Copy every line from the records below that holds the word "finds".

-- Start --

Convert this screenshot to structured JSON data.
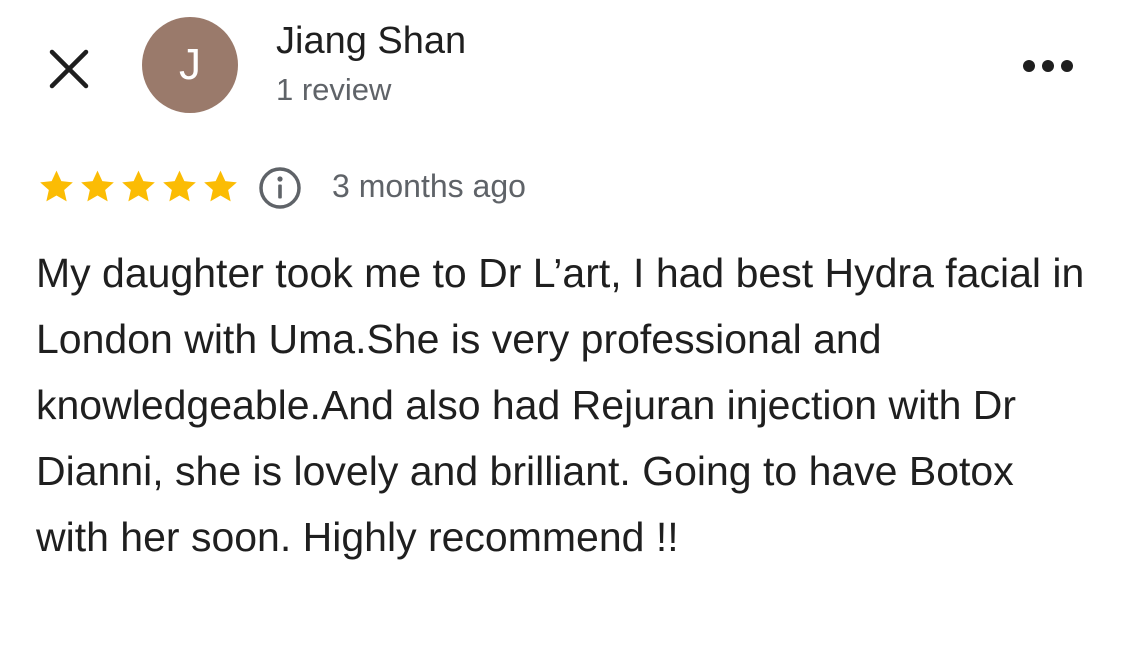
{
  "reviewer": {
    "name": "Jiang Shan",
    "review_count": "1 review",
    "avatar_initial": "J",
    "avatar_color": "#9a7a6b"
  },
  "header": {
    "close_icon": "close-icon",
    "more_icon": "more-horizontal-icon"
  },
  "review": {
    "rating": 5,
    "rating_max": 5,
    "star_color": "#fbbc04",
    "info_icon": "info-icon",
    "time_ago": "3 months ago",
    "text": "My daughter took me to Dr L’art, I had best Hydra facial in London with Uma.She is very professional and knowledgeable.And also had Rejuran injection with Dr Dianni, she is lovely and brilliant. Going to have Botox with her soon. Highly recommend !!"
  }
}
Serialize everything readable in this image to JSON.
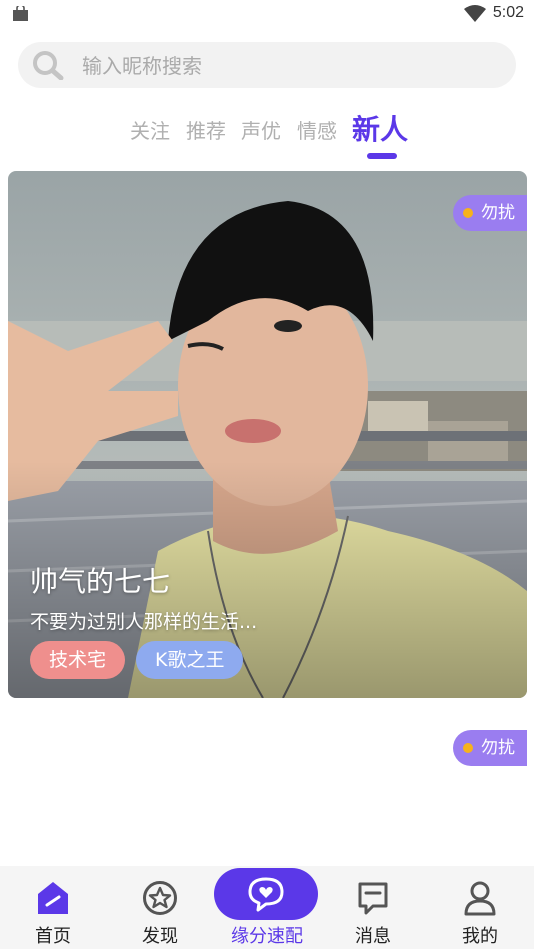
{
  "status_bar": {
    "time": "5:02"
  },
  "search": {
    "placeholder": "输入昵称搜索",
    "value": ""
  },
  "tabs": [
    {
      "label": "关注",
      "active": false
    },
    {
      "label": "推荐",
      "active": false
    },
    {
      "label": "声优",
      "active": false
    },
    {
      "label": "情感",
      "active": false
    },
    {
      "label": "新人",
      "active": true
    }
  ],
  "cards": [
    {
      "name": "帅气的七七",
      "bio": "不要为过别人那样的生活...",
      "tags": [
        "技术宅",
        "K歌之王"
      ],
      "status_badge": "勿扰"
    },
    {
      "status_badge": "勿扰"
    }
  ],
  "bottom_nav": {
    "items": [
      {
        "label": "首页",
        "icon": "home-icon",
        "active": true
      },
      {
        "label": "发现",
        "icon": "star-icon",
        "active": false
      },
      {
        "label": "缘分速配",
        "icon": "heart-chat-icon",
        "active": false
      },
      {
        "label": "消息",
        "icon": "message-icon",
        "active": false
      },
      {
        "label": "我的",
        "icon": "profile-icon",
        "active": false
      }
    ]
  },
  "colors": {
    "accent": "#5b38e8",
    "badge": "#9a7df0",
    "badge_dot": "#f6b21c",
    "tag_pink": "#ef8f8d",
    "tag_blue": "#8eaaef"
  }
}
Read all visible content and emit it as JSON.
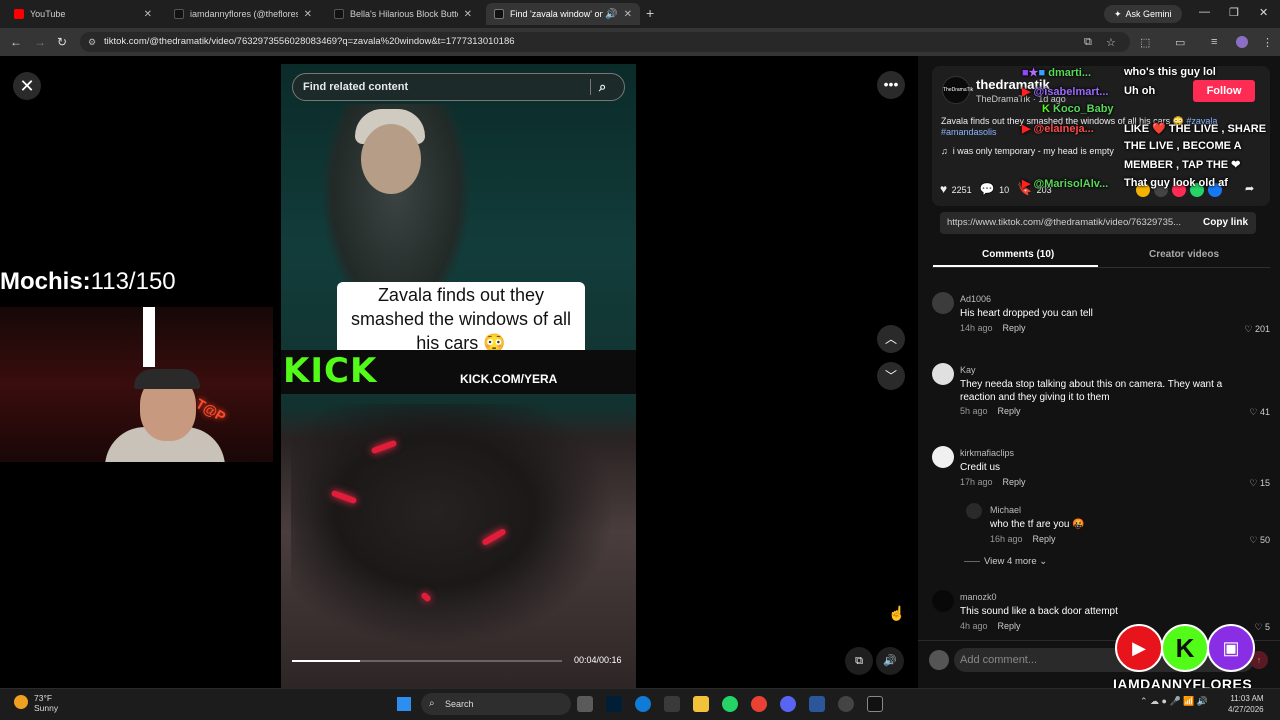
{
  "browser": {
    "tabs": [
      {
        "title": "YouTube",
        "color": "#ff0000",
        "active": false
      },
      {
        "title": "iamdannyflores (@thefloresrep",
        "color": "#111111",
        "active": false
      },
      {
        "title": "Bella's Hilarious Block Button M",
        "color": "#111111",
        "active": false
      },
      {
        "title": "Find 'zavala window' on Tik",
        "color": "#111111",
        "active": true
      }
    ],
    "ask_gemini": "Ask Gemini",
    "url": "tiktok.com/@thedramatik/video/7632973556028083469?q=zavala%20window&t=1777313010186"
  },
  "video": {
    "search_placeholder": "Find related content",
    "caption": "Zavala finds out they smashed the windows of all his cars 😳",
    "kick_logo": "KICK",
    "kick_url": "KICK.COM/YERA",
    "timecode": "00:04/00:16",
    "progress": 0.25
  },
  "overlay": {
    "mochis_label": "Mochis:",
    "mochis_count": "113/150",
    "handle": "IAMDANNYFLORES"
  },
  "post": {
    "username": "thedramatik",
    "display": "TheDramaTik",
    "age": "1d ago",
    "follow": "Follow",
    "description": "Zavala finds out they smashed the windows of all his cars 😳",
    "tag1": "#zavala",
    "tag2": "#amandasolis",
    "music": "i was only temporary - my head is empty",
    "likes": "2251",
    "comments": "10",
    "saves": "203",
    "link": "https://www.tiktok.com/@thedramatik/video/76329735...",
    "copy_link": "Copy link"
  },
  "panel_tabs": {
    "comments": "Comments (10)",
    "creator": "Creator videos"
  },
  "comments": [
    {
      "user": "Ad1006",
      "text": "His heart dropped you can tell",
      "age": "14h ago",
      "reply": "Reply",
      "likes": "201"
    },
    {
      "user": "Kay",
      "text": "They needa stop talking about this on camera. They want a reaction and they giving it to them",
      "age": "5h ago",
      "reply": "Reply",
      "likes": "41"
    },
    {
      "user": "kirkmafiaclips",
      "text": "Credit us",
      "age": "17h ago",
      "reply": "Reply",
      "likes": "15"
    },
    {
      "user": "Michael",
      "text": "who the tf are you 🤬",
      "age": "16h ago",
      "reply": "Reply",
      "likes": "50"
    },
    {
      "user": "manozk0",
      "text": "This sound like a back door attempt",
      "age": "4h ago",
      "reply": "Reply",
      "likes": "5"
    }
  ],
  "view_more": "View 4 more",
  "add_comment": "Add comment...",
  "chat": {
    "users": [
      {
        "name": "dmarti...",
        "color": "#58d858"
      },
      {
        "name": "@isabelmart...",
        "color": "#9b6bff"
      },
      {
        "name": "Koco_Baby",
        "color": "#58d858"
      },
      {
        "name": "@elaineja...",
        "color": "#ff4a4a"
      },
      {
        "name": "@MarisolAlv...",
        "color": "#58d858"
      }
    ],
    "messages": [
      "who's this guy lol",
      "Uh oh",
      "LIKE ❤️ THE LIVE , SHARE",
      "THE LIVE , BECOME A",
      "MEMBER , TAP THE ❤",
      "That guy look old af"
    ]
  },
  "taskbar": {
    "temp": "73°F",
    "condition": "Sunny",
    "search": "Search",
    "time": "11:03 AM",
    "date": "4/27/2026"
  }
}
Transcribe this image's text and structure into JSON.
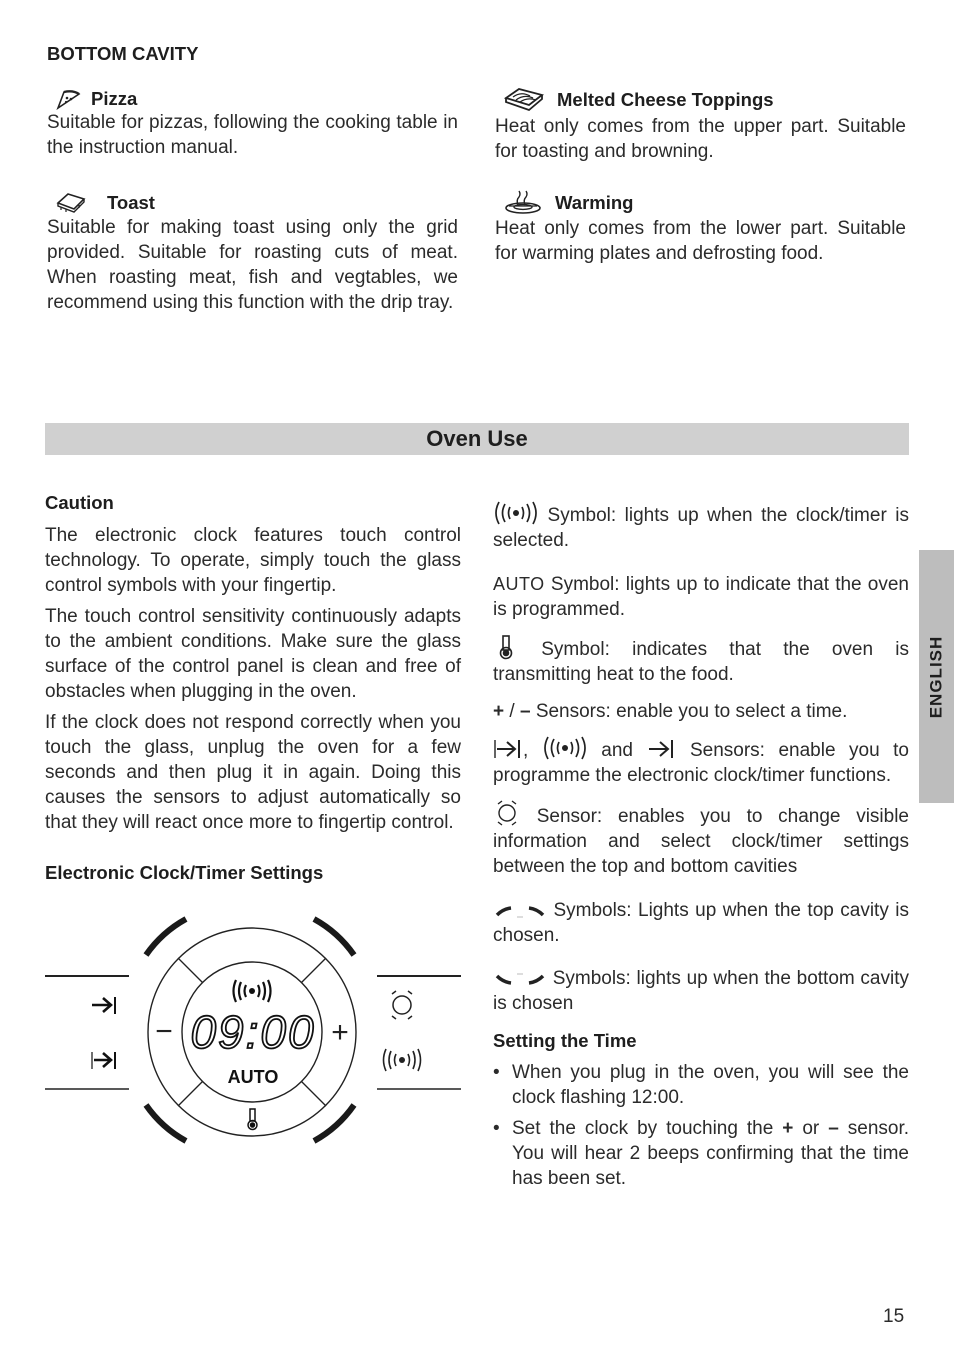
{
  "bottom_cavity": {
    "heading": "BOTTOM CAVITY",
    "functions": [
      {
        "icon": "pizza-icon",
        "title": "Pizza",
        "text": "Suitable for pizzas, following the cooking table in the instruction manual."
      },
      {
        "icon": "toast-icon",
        "title": "Toast",
        "text": "Suitable for making toast using only the grid provided. Suitable for roasting cuts of meat. When roasting meat, fish and vegtables, we recommend using this function with the drip tray."
      },
      {
        "icon": "melted-cheese-icon",
        "title": "Melted Cheese Toppings",
        "text": "Heat only comes from the upper part. Suitable for toasting and browning."
      },
      {
        "icon": "warming-icon",
        "title": "Warming",
        "text": "Heat only comes from the lower part. Suitable for warming plates and defrosting food."
      }
    ]
  },
  "section_title": "Oven Use",
  "caution": {
    "heading": "Caution",
    "paragraphs": [
      "The electronic clock features touch control technology. To operate, simply touch the glass control symbols with your fingertip.",
      "The touch control sensitivity continuously adapts to the ambient conditions. Make sure the glass surface of the control panel is clean and free of obstacles when plugging in the oven.",
      "If the clock does not respond correctly when you touch the glass, unplug the oven for a few seconds and then plug it in again. Doing this causes the sensors to adjust automatically so that they will react once more to fingertip control."
    ]
  },
  "clock_settings_heading": "Electronic Clock/Timer Settings",
  "control_panel": {
    "display_time": "09:00",
    "auto_label": "AUTO",
    "minus_label": "−",
    "plus_label": "+"
  },
  "symbols": [
    {
      "icon": "bell-signal-icon",
      "text": "Symbol: lights up when the clock/timer is selected."
    },
    {
      "icon_text": "AUTO",
      "text": "Symbol: lights up to indicate that the oven is programmed."
    },
    {
      "icon": "thermometer-icon",
      "text": "Symbol: indicates that the oven is transmitting heat to the food."
    },
    {
      "prefix_plus": "+",
      "prefix_sep": " / ",
      "prefix_minus": "–",
      "text": "Sensors: enable you to select a time."
    },
    {
      "sep1": ",",
      "sep2": "and",
      "text": "Sensors: enable you to programme the electronic clock/timer functions."
    },
    {
      "icon": "cavity-select-icon",
      "text": "Sensor: enables you to change visible information and select clock/timer settings between the top and bottom cavities"
    },
    {
      "icon": "top-cavity-icon",
      "text": "Symbols: Lights up when the top cavity is chosen."
    },
    {
      "icon": "bottom-cavity-icon",
      "text": "Symbols: lights up when the bottom cavity is chosen"
    }
  ],
  "setting_time": {
    "heading": "Setting the Time",
    "bullets": [
      {
        "text": "When you plug in the oven, you will see the clock flashing 12:00."
      },
      {
        "pre": "Set the clock by touching the",
        "plus": "+",
        "or": "or",
        "minus": "–",
        "post": "sensor. You will hear 2 beeps confirming that the time has been set."
      }
    ]
  },
  "language_tab": "ENGLISH",
  "page_number": "15"
}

-- End --

Response to this exercise >>
    "caption": "Zavala finds out they smashed the windows of all his cars 😳",
    "description": "Zavala finds out they smashed the windows of all his cars 😳",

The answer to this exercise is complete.